Records from a data source:
start
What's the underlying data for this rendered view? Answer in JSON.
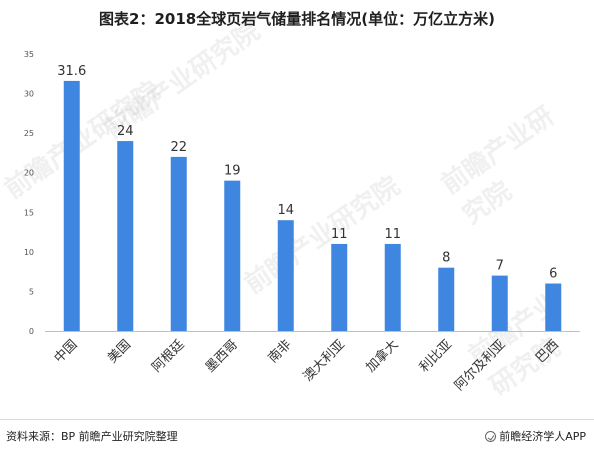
{
  "title": "图表2：2018全球页岩气储量排名情况(单位：万亿立方米)",
  "footer": {
    "source": "资料来源：BP 前瞻产业研究院整理",
    "brand": "前瞻经济学人APP"
  },
  "watermark": {
    "text": "前瞻产业研究院"
  },
  "colors": {
    "bar": "#3f86e0",
    "axis": "#bfbfbf"
  },
  "chart_data": {
    "type": "bar",
    "title": "图表2：2018全球页岩气储量排名情况(单位：万亿立方米)",
    "categories": [
      "中国",
      "美国",
      "阿根廷",
      "墨西哥",
      "南非",
      "澳大利亚",
      "加拿大",
      "利比亚",
      "阿尔及利亚",
      "巴西"
    ],
    "values": [
      31.6,
      24,
      22,
      19,
      14,
      11,
      11,
      8,
      7,
      6
    ],
    "data_labels": [
      "31.6",
      "24",
      "22",
      "19",
      "14",
      "11",
      "11",
      "8",
      "7",
      "6"
    ],
    "yticks": [
      0,
      5,
      10,
      15,
      20,
      25,
      30,
      35
    ],
    "ylim": [
      0,
      35
    ],
    "xlabel": "",
    "ylabel": "",
    "grid": false,
    "legend": "none"
  }
}
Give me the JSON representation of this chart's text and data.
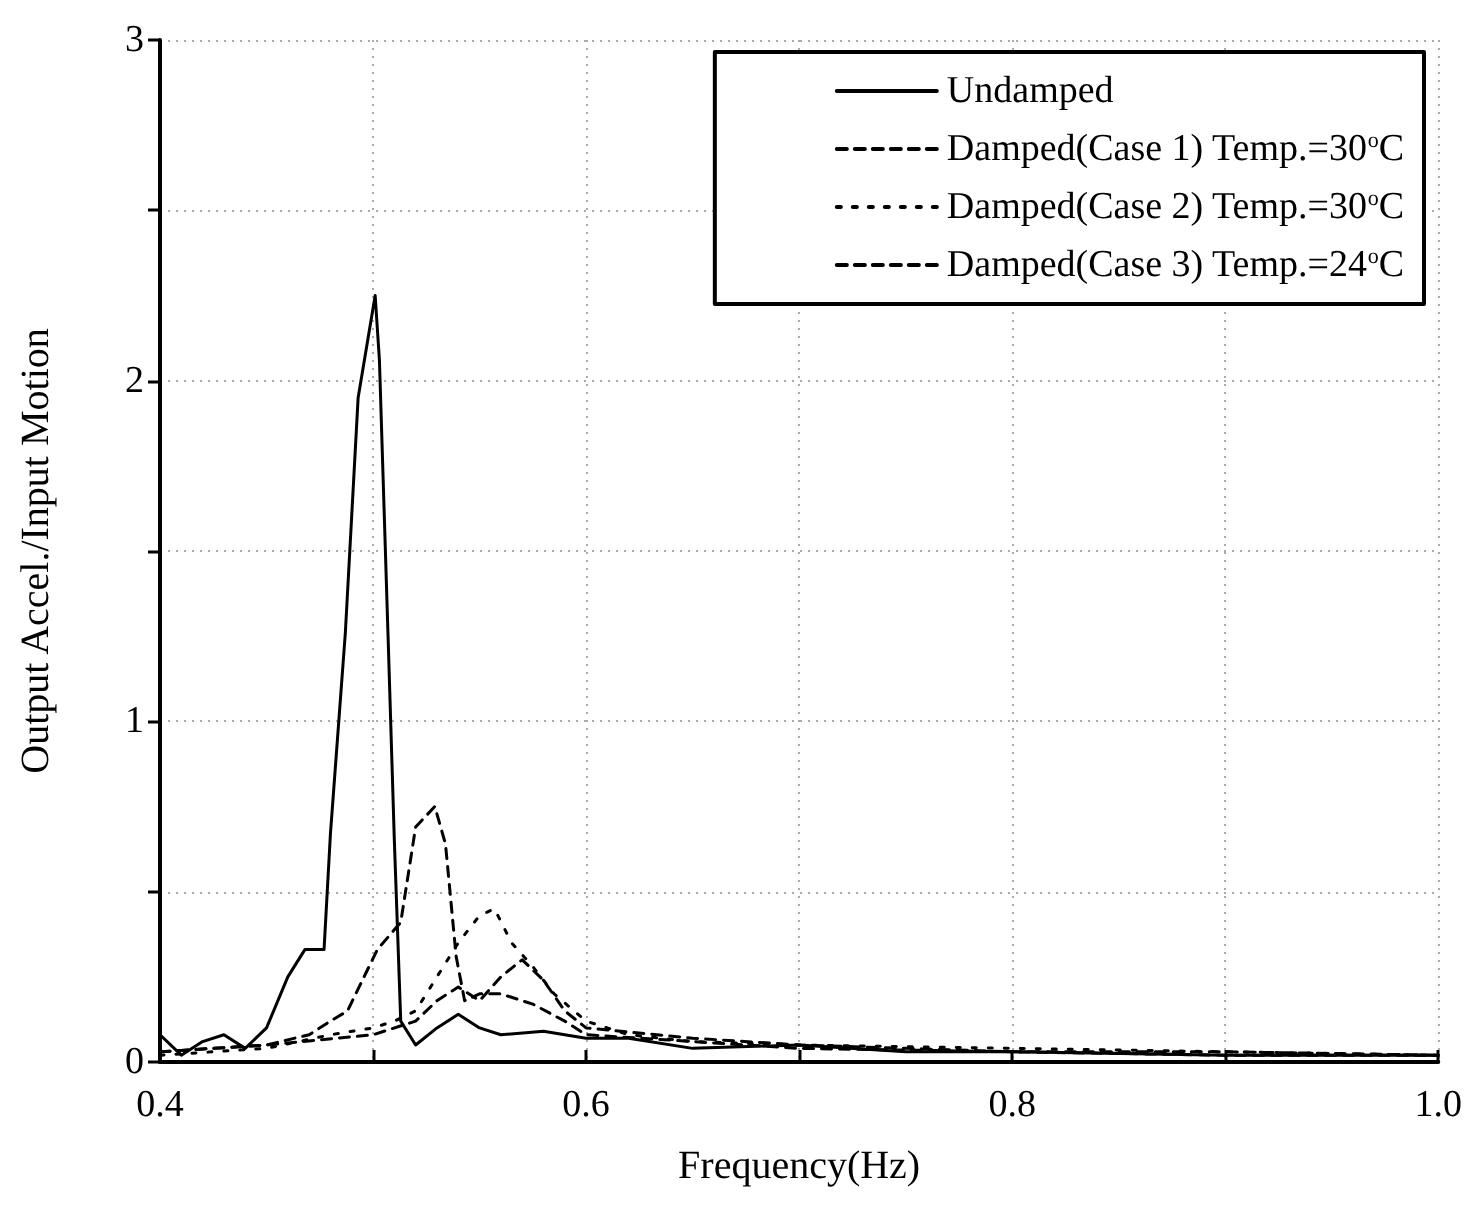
end
**Task to carry out:** Please write out all the data again word for word, but not the pictures.

**Response for this exercise:**
What's the underlying data for this rendered view? Answer in JSON.
{
  "title": "图表2：2018全球页岩气储量排名情况(单位：万亿立方米)",
  "footer": {
    "source": "资料来源：BP 前瞻产业研究院整理",
    "brand": "前瞻经济学人APP"
  },
  "watermark": {
    "text": "前瞻产业研究院"
  },
  "colors": {
    "bar": "#3f86e0",
    "axis": "#bfbfbf"
  },
  "chart_data": {
    "type": "bar",
    "title": "图表2：2018全球页岩气储量排名情况(单位：万亿立方米)",
    "categories": [
      "中国",
      "美国",
      "阿根廷",
      "墨西哥",
      "南非",
      "澳大利亚",
      "加拿大",
      "利比亚",
      "阿尔及利亚",
      "巴西"
    ],
    "values": [
      31.6,
      24,
      22,
      19,
      14,
      11,
      11,
      8,
      7,
      6
    ],
    "data_labels": [
      "31.6",
      "24",
      "22",
      "19",
      "14",
      "11",
      "11",
      "8",
      "7",
      "6"
    ],
    "yticks": [
      0,
      5,
      10,
      15,
      20,
      25,
      30,
      35
    ],
    "ylim": [
      0,
      35
    ],
    "xlabel": "",
    "ylabel": "",
    "grid": false,
    "legend": "none"
  }
}
Give me the JSON representation of this chart's text and data.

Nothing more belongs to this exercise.